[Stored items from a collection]
------------
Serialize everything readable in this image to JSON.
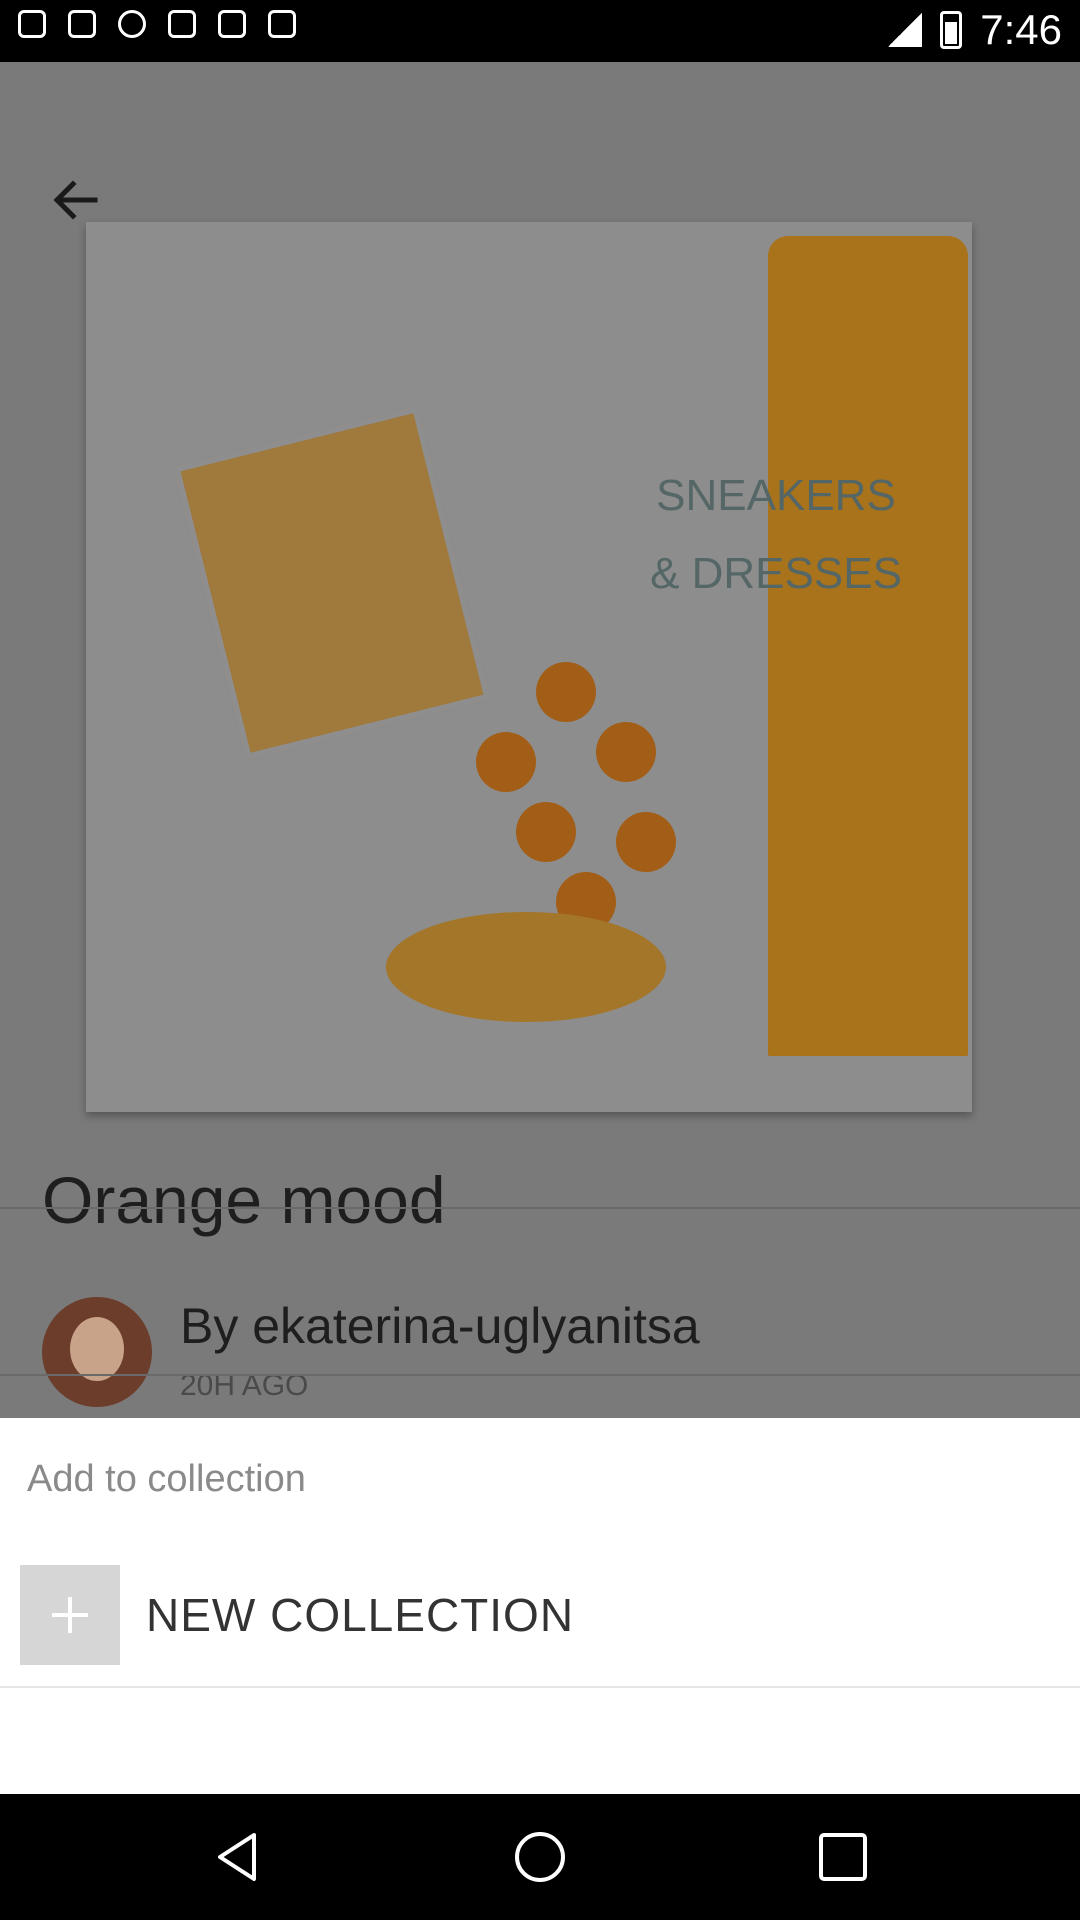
{
  "status_bar": {
    "time": "7:46",
    "left_icons": [
      "gallery-icon",
      "flipboard-icon",
      "data-saver-icon",
      "fake-gps-icon",
      "lock-icon",
      "instagram-icon"
    ],
    "right_icons": [
      "signal-icon",
      "battery-icon"
    ]
  },
  "post": {
    "artwork_text": [
      "SNEAKERS",
      "& DRESSES"
    ],
    "title": "Orange mood",
    "author_line": "By ekaterina-uglyanitsa",
    "time_ago": "20H AGO"
  },
  "sheet": {
    "title": "Add to collection",
    "new_collection_label": "NEW COLLECTION"
  },
  "nav": {
    "buttons": [
      "back-triangle-icon",
      "home-circle-icon",
      "recents-square-icon"
    ]
  }
}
------------
Task requirements:
Write out the records above exactly as they appear, leaving out any pictures.

Response:
Serialize everything readable in this image to JSON.
{
  "status_bar": {
    "time": "7:46",
    "left_icons": [
      "gallery-icon",
      "flipboard-icon",
      "data-saver-icon",
      "fake-gps-icon",
      "lock-icon",
      "instagram-icon"
    ],
    "right_icons": [
      "signal-icon",
      "battery-icon"
    ]
  },
  "post": {
    "artwork_text": [
      "SNEAKERS",
      "& DRESSES"
    ],
    "title": "Orange mood",
    "author_line": "By ekaterina-uglyanitsa",
    "time_ago": "20H AGO"
  },
  "sheet": {
    "title": "Add to collection",
    "new_collection_label": "NEW COLLECTION"
  },
  "nav": {
    "buttons": [
      "back-triangle-icon",
      "home-circle-icon",
      "recents-square-icon"
    ]
  }
}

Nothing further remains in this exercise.